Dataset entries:
___

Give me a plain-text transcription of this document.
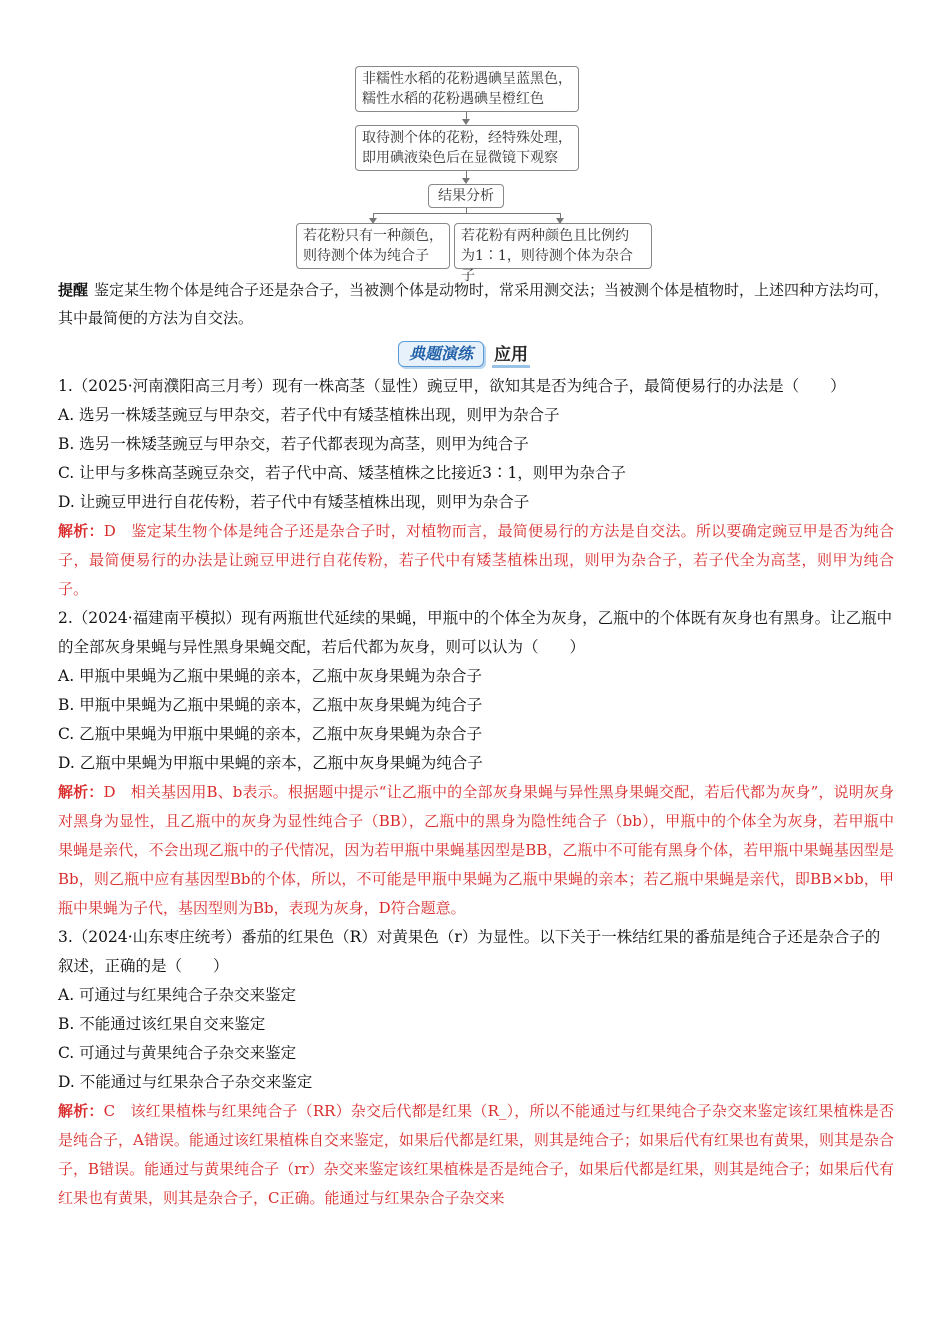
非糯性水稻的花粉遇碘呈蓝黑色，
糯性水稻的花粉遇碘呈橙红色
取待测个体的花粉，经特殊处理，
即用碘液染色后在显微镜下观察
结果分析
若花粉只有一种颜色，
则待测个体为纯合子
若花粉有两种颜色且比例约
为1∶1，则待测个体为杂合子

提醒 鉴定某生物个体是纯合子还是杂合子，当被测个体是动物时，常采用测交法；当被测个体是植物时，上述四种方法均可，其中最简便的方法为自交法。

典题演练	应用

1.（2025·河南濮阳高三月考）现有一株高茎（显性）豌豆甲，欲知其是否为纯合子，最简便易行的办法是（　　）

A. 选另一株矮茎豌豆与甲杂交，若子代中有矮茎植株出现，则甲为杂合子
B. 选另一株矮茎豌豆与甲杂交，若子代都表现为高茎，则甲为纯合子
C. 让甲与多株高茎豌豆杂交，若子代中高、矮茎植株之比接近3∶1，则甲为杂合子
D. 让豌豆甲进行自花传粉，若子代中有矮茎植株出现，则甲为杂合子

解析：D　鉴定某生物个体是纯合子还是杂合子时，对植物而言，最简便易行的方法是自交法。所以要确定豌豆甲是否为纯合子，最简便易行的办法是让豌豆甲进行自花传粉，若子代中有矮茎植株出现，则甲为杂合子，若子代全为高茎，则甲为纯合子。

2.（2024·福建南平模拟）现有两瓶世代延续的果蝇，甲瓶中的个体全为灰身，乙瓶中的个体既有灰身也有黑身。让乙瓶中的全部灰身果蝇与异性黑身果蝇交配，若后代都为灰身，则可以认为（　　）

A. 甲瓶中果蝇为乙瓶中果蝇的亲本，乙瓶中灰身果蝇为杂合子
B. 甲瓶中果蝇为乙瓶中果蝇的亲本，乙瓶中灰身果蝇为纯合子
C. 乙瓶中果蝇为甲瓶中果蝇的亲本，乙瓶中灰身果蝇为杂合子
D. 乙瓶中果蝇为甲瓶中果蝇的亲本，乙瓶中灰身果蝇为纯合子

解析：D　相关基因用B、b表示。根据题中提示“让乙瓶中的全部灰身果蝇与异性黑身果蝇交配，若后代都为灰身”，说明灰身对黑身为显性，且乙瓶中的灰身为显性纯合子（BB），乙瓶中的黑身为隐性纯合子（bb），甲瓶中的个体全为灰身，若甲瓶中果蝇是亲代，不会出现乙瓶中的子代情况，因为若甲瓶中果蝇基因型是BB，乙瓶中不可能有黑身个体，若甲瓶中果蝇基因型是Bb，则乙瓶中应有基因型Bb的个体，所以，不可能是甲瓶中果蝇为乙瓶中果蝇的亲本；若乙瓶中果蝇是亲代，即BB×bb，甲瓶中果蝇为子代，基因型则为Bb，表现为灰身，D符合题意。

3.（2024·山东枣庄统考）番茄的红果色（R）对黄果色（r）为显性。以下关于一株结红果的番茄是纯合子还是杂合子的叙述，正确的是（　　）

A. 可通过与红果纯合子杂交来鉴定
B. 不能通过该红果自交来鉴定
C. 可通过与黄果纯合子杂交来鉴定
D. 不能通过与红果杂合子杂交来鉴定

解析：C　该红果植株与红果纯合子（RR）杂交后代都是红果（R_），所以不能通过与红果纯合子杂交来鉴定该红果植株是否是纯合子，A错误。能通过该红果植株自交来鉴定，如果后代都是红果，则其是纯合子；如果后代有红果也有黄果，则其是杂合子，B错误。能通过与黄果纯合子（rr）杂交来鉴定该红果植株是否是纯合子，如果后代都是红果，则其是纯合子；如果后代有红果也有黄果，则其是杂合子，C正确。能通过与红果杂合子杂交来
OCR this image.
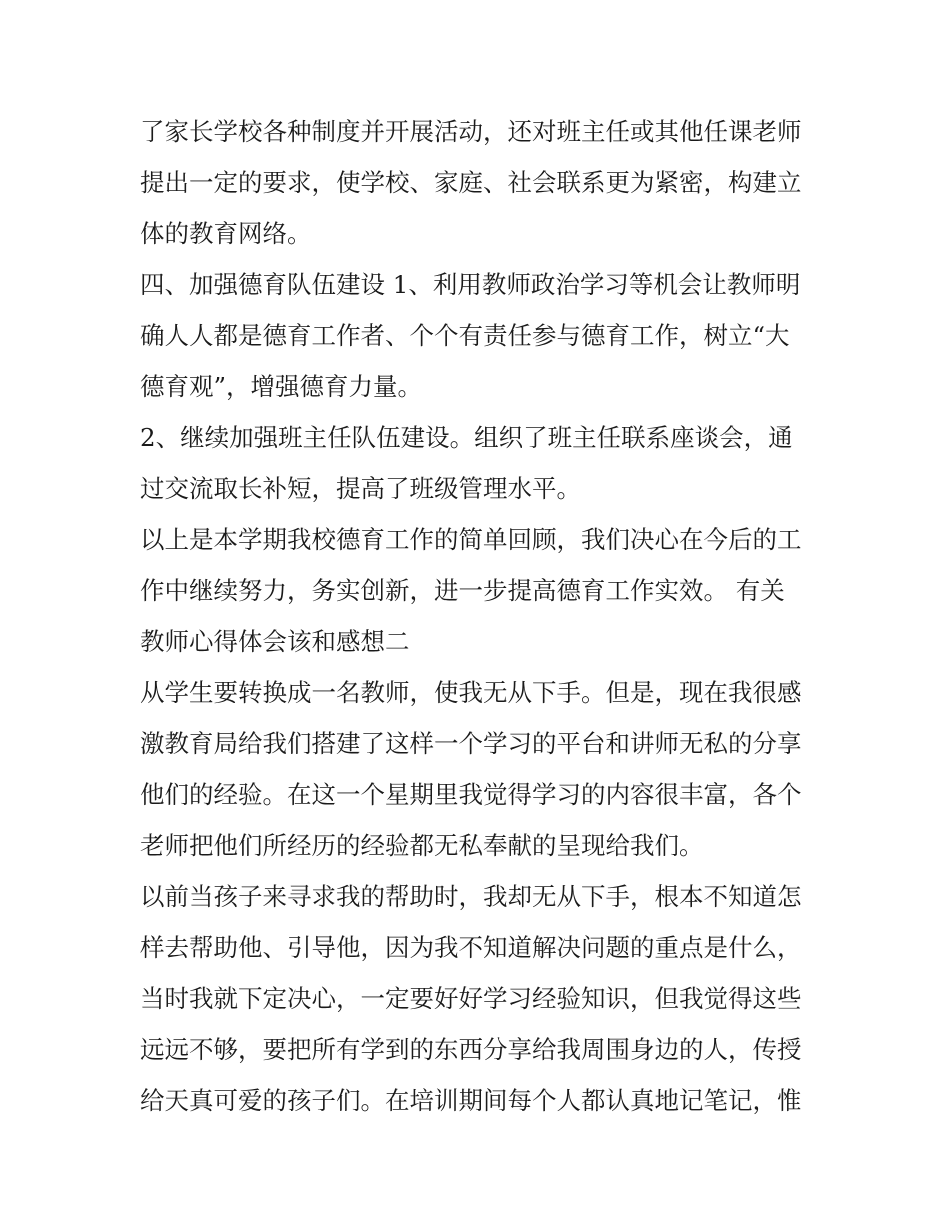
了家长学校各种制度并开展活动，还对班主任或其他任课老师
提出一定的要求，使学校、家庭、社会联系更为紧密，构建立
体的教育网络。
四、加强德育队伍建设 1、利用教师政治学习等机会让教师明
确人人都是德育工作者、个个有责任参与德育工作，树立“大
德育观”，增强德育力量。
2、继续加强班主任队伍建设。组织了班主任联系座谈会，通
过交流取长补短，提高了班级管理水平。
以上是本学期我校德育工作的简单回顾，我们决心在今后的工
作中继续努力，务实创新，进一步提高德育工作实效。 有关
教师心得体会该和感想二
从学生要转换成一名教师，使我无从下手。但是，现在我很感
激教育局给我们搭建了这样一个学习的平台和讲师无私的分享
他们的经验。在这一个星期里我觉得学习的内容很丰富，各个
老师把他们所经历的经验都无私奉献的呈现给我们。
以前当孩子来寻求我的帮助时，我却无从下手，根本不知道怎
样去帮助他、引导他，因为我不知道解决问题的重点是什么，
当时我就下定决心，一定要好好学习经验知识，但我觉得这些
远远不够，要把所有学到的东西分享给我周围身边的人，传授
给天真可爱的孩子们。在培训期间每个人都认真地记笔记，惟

___

§ WRITTEN TASK
Which lines include the word "则甲为纯合子"? Copy every one of them.

§ RESPONSE
B. 选另一株矮茎豌豆与甲杂交，若子代都表现为高茎，则甲为纯合子
解析：D　鉴定某生物个体是纯合子还是杂合子时，对植物而言，最简便易行的方法是自交法。所以要确定豌豆甲是否为纯合子，最简便易行的办法是让豌豆甲进行自花传粉，若子代中有矮茎植株出现，则甲为杂合子，若子代全为高茎，则甲为纯合子。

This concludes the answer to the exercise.